# [SUPPLIED DATA]

============

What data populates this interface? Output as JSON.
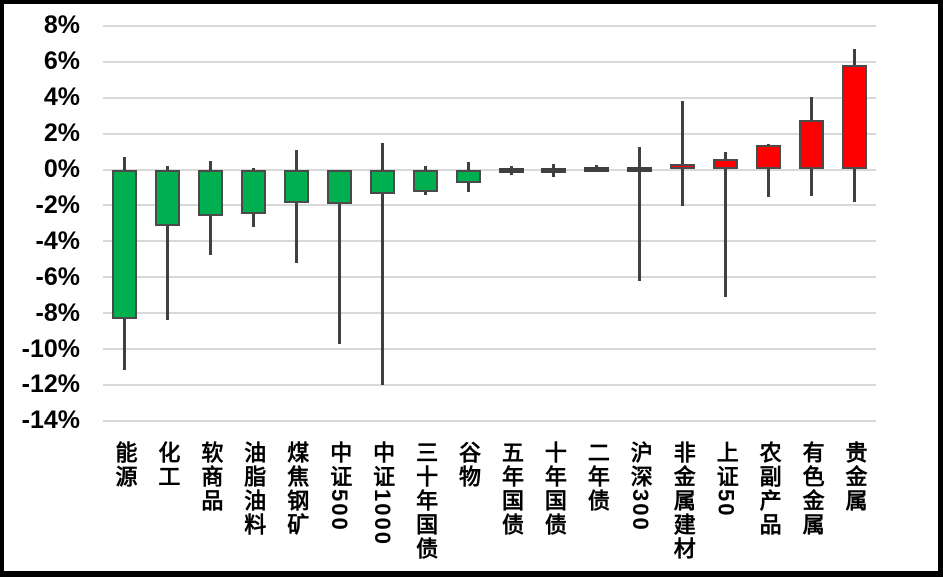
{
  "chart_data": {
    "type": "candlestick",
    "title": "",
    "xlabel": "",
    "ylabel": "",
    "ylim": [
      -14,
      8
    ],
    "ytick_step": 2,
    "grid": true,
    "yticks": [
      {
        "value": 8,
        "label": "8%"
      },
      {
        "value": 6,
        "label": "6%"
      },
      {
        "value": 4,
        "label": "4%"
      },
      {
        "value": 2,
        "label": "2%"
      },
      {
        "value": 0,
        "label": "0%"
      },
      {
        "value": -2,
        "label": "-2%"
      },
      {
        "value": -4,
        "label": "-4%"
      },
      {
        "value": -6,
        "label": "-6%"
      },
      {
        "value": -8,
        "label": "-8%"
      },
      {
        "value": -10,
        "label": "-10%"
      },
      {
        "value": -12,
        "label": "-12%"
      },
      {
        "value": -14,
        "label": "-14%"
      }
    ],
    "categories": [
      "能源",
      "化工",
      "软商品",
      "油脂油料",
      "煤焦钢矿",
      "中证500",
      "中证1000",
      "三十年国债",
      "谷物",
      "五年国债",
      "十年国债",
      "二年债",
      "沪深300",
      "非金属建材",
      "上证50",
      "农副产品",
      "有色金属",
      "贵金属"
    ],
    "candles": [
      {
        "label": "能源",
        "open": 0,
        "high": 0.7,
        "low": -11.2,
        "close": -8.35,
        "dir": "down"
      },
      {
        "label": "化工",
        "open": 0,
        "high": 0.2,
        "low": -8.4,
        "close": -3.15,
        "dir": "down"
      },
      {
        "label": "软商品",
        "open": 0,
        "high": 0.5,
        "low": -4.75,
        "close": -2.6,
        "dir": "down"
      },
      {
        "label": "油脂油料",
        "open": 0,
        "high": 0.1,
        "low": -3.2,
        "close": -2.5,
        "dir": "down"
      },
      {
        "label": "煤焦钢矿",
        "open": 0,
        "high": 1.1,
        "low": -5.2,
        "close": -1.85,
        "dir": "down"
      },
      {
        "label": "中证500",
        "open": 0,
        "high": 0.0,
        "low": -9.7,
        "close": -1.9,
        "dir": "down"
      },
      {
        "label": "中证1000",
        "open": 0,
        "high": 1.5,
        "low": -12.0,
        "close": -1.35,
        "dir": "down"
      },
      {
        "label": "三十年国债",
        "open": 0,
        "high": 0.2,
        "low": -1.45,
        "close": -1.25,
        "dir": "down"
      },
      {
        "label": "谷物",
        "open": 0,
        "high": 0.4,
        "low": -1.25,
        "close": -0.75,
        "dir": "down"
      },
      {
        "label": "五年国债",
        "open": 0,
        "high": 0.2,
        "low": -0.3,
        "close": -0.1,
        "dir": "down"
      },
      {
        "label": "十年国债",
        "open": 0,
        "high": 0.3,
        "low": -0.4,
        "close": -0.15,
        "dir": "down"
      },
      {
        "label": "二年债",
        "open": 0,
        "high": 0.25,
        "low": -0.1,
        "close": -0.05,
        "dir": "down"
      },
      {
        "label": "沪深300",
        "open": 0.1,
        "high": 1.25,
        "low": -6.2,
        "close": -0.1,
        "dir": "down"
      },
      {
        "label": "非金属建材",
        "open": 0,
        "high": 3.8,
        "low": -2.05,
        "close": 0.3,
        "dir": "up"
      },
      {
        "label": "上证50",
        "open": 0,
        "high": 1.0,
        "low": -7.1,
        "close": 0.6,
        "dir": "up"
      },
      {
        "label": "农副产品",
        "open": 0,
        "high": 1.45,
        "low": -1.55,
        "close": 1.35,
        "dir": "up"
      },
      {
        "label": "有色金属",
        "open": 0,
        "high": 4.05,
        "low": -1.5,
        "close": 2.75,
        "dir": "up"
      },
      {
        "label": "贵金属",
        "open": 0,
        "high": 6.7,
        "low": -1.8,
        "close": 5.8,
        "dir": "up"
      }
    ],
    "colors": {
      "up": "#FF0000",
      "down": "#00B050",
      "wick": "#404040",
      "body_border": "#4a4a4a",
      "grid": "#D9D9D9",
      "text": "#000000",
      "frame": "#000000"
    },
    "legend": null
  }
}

============

# [TASK REQUIREMENTS]
Omit the pictures, then output the rest of the listing exactly.

# [RESULT OF THE EXERCISE]
What data populates this interface? Output as JSON.
{
  "chart_data": {
    "type": "candlestick",
    "title": "",
    "xlabel": "",
    "ylabel": "",
    "ylim": [
      -14,
      8
    ],
    "ytick_step": 2,
    "grid": true,
    "yticks": [
      {
        "value": 8,
        "label": "8%"
      },
      {
        "value": 6,
        "label": "6%"
      },
      {
        "value": 4,
        "label": "4%"
      },
      {
        "value": 2,
        "label": "2%"
      },
      {
        "value": 0,
        "label": "0%"
      },
      {
        "value": -2,
        "label": "-2%"
      },
      {
        "value": -4,
        "label": "-4%"
      },
      {
        "value": -6,
        "label": "-6%"
      },
      {
        "value": -8,
        "label": "-8%"
      },
      {
        "value": -10,
        "label": "-10%"
      },
      {
        "value": -12,
        "label": "-12%"
      },
      {
        "value": -14,
        "label": "-14%"
      }
    ],
    "categories": [
      "能源",
      "化工",
      "软商品",
      "油脂油料",
      "煤焦钢矿",
      "中证500",
      "中证1000",
      "三十年国债",
      "谷物",
      "五年国债",
      "十年国债",
      "二年债",
      "沪深300",
      "非金属建材",
      "上证50",
      "农副产品",
      "有色金属",
      "贵金属"
    ],
    "candles": [
      {
        "label": "能源",
        "open": 0,
        "high": 0.7,
        "low": -11.2,
        "close": -8.35,
        "dir": "down"
      },
      {
        "label": "化工",
        "open": 0,
        "high": 0.2,
        "low": -8.4,
        "close": -3.15,
        "dir": "down"
      },
      {
        "label": "软商品",
        "open": 0,
        "high": 0.5,
        "low": -4.75,
        "close": -2.6,
        "dir": "down"
      },
      {
        "label": "油脂油料",
        "open": 0,
        "high": 0.1,
        "low": -3.2,
        "close": -2.5,
        "dir": "down"
      },
      {
        "label": "煤焦钢矿",
        "open": 0,
        "high": 1.1,
        "low": -5.2,
        "close": -1.85,
        "dir": "down"
      },
      {
        "label": "中证500",
        "open": 0,
        "high": 0.0,
        "low": -9.7,
        "close": -1.9,
        "dir": "down"
      },
      {
        "label": "中证1000",
        "open": 0,
        "high": 1.5,
        "low": -12.0,
        "close": -1.35,
        "dir": "down"
      },
      {
        "label": "三十年国债",
        "open": 0,
        "high": 0.2,
        "low": -1.45,
        "close": -1.25,
        "dir": "down"
      },
      {
        "label": "谷物",
        "open": 0,
        "high": 0.4,
        "low": -1.25,
        "close": -0.75,
        "dir": "down"
      },
      {
        "label": "五年国债",
        "open": 0,
        "high": 0.2,
        "low": -0.3,
        "close": -0.1,
        "dir": "down"
      },
      {
        "label": "十年国债",
        "open": 0,
        "high": 0.3,
        "low": -0.4,
        "close": -0.15,
        "dir": "down"
      },
      {
        "label": "二年债",
        "open": 0,
        "high": 0.25,
        "low": -0.1,
        "close": -0.05,
        "dir": "down"
      },
      {
        "label": "沪深300",
        "open": 0.1,
        "high": 1.25,
        "low": -6.2,
        "close": -0.1,
        "dir": "down"
      },
      {
        "label": "非金属建材",
        "open": 0,
        "high": 3.8,
        "low": -2.05,
        "close": 0.3,
        "dir": "up"
      },
      {
        "label": "上证50",
        "open": 0,
        "high": 1.0,
        "low": -7.1,
        "close": 0.6,
        "dir": "up"
      },
      {
        "label": "农副产品",
        "open": 0,
        "high": 1.45,
        "low": -1.55,
        "close": 1.35,
        "dir": "up"
      },
      {
        "label": "有色金属",
        "open": 0,
        "high": 4.05,
        "low": -1.5,
        "close": 2.75,
        "dir": "up"
      },
      {
        "label": "贵金属",
        "open": 0,
        "high": 6.7,
        "low": -1.8,
        "close": 5.8,
        "dir": "up"
      }
    ],
    "colors": {
      "up": "#FF0000",
      "down": "#00B050",
      "wick": "#404040",
      "body_border": "#4a4a4a",
      "grid": "#D9D9D9",
      "text": "#000000",
      "frame": "#000000"
    },
    "legend": null
  }
}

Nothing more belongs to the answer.